:: EXTRACTED MATERIAL
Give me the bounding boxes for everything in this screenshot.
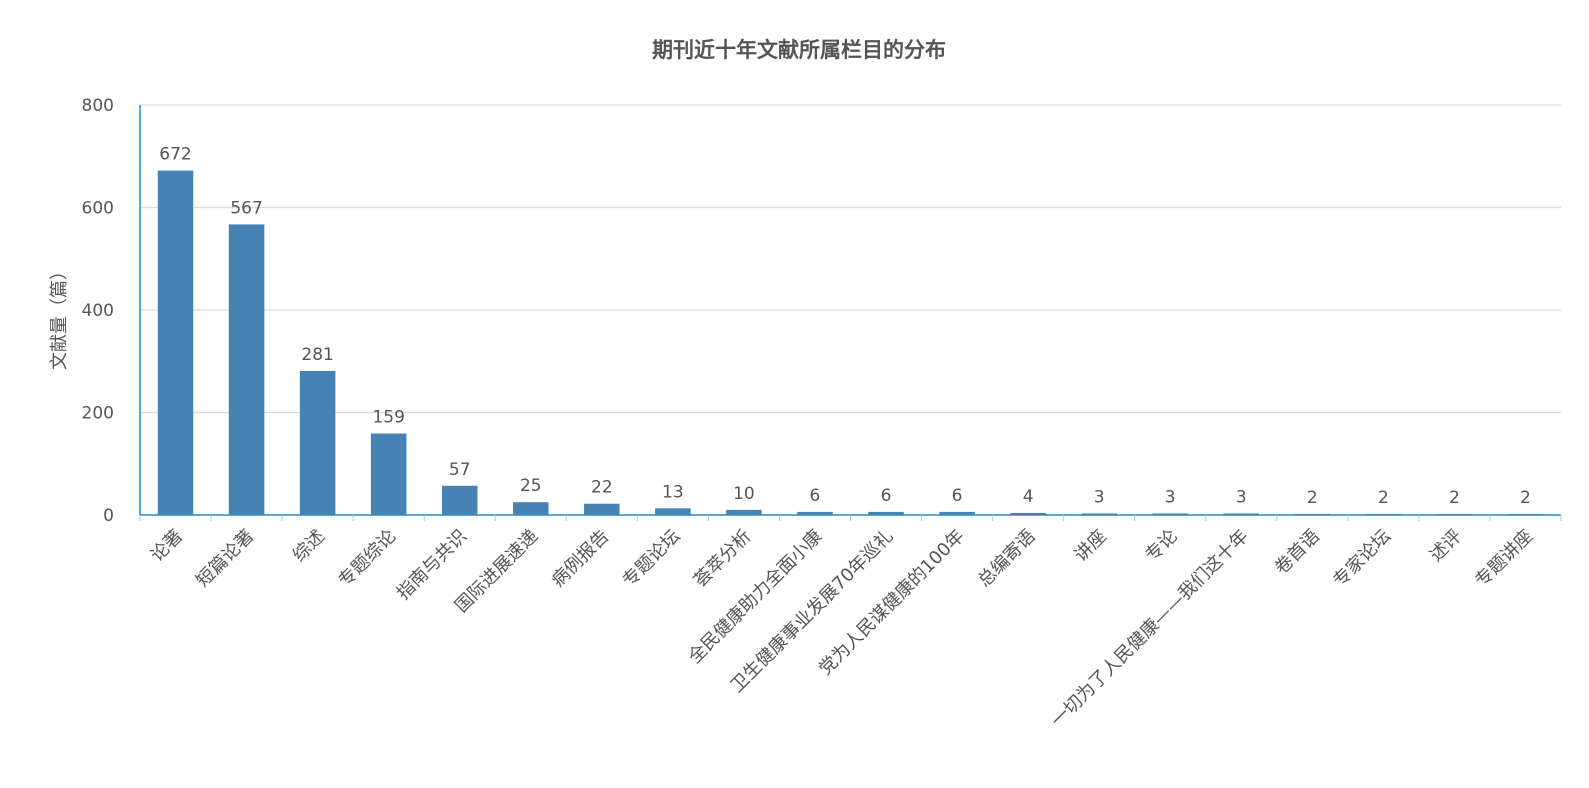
bar	[584, 503, 620, 515]
bar	[370, 433, 407, 515]
bar	[157, 170, 194, 515]
bar	[1010, 512, 1046, 515]
data-label: 567	[230, 198, 262, 218]
data-label: 2	[1378, 488, 1389, 508]
x-tick-label: 述评	[1426, 526, 1466, 566]
x-tick-label: 论著	[147, 526, 187, 566]
bar	[299, 370, 336, 515]
bar	[513, 502, 549, 515]
bar	[1081, 513, 1117, 515]
data-label: 6	[881, 486, 892, 506]
bar	[1365, 513, 1402, 515]
bar	[1436, 513, 1473, 515]
y-tick-label: 800	[82, 96, 114, 116]
x-tick-label: 总编寄语	[974, 526, 1040, 592]
x-tick-label: 专题论坛	[619, 526, 685, 592]
data-label: 281	[301, 345, 333, 365]
y-tick-label: 0	[103, 506, 114, 526]
data-label: 13	[662, 482, 684, 502]
bar	[726, 509, 762, 515]
bar	[228, 224, 265, 515]
data-label: 6	[810, 486, 821, 506]
bar	[1223, 513, 1260, 515]
bar	[1152, 513, 1188, 515]
x-tick-label: 卷首语	[1271, 526, 1324, 579]
data-label: 57	[449, 460, 471, 480]
x-tick-label: 专题综论	[334, 526, 400, 592]
data-label: 6	[952, 486, 963, 506]
bar	[441, 485, 478, 515]
bar	[1294, 513, 1331, 515]
y-tick-label: 200	[82, 404, 114, 424]
x-tick-label: 党为人民谋健康的100年	[815, 526, 969, 680]
data-label: 10	[733, 484, 755, 504]
x-tick-label: 病例报告	[548, 526, 614, 592]
x-tick-label: 综述	[289, 526, 329, 566]
x-tick-label: 专家论坛	[1329, 526, 1395, 592]
y-tick-label: 400	[82, 301, 114, 321]
data-label: 25	[520, 476, 542, 496]
bar	[655, 508, 691, 515]
x-tick-label: 全民健康助力全面小康	[684, 526, 826, 668]
data-label: 159	[372, 408, 404, 428]
chart-title: 期刊近十年文献所属栏目的分布	[652, 38, 946, 62]
data-label: 4	[1023, 487, 1034, 507]
x-tick-label: 专论	[1141, 526, 1181, 566]
data-label: 3	[1236, 487, 1247, 507]
bar	[939, 511, 975, 515]
data-label: 3	[1165, 487, 1176, 507]
data-label: 2	[1449, 488, 1460, 508]
y-tick-label: 600	[82, 199, 114, 219]
bar	[868, 511, 904, 515]
x-tick-label: 专题讲座	[1471, 526, 1537, 592]
data-label: 22	[591, 478, 613, 498]
data-label: 672	[159, 145, 191, 165]
x-tick-label: 短篇论著	[192, 526, 258, 592]
bar	[797, 511, 833, 515]
data-label: 3	[1094, 487, 1105, 507]
bar	[1507, 513, 1544, 515]
data-label: 2	[1520, 488, 1531, 508]
data-label: 2	[1307, 488, 1318, 508]
x-tick-label: 讲座	[1070, 526, 1110, 566]
x-tick-label: 荟萃分析	[690, 526, 756, 592]
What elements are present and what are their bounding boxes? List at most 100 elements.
::::
→ **AIM**: Return each line of the records above that contains the string "bounding", copying every such line in full.

→ **EXPECTED ANSWER**:
Give me the bounding boxes for everything in this screenshot.
What elements are present and what are their bounding boxes? List at most 100 elements.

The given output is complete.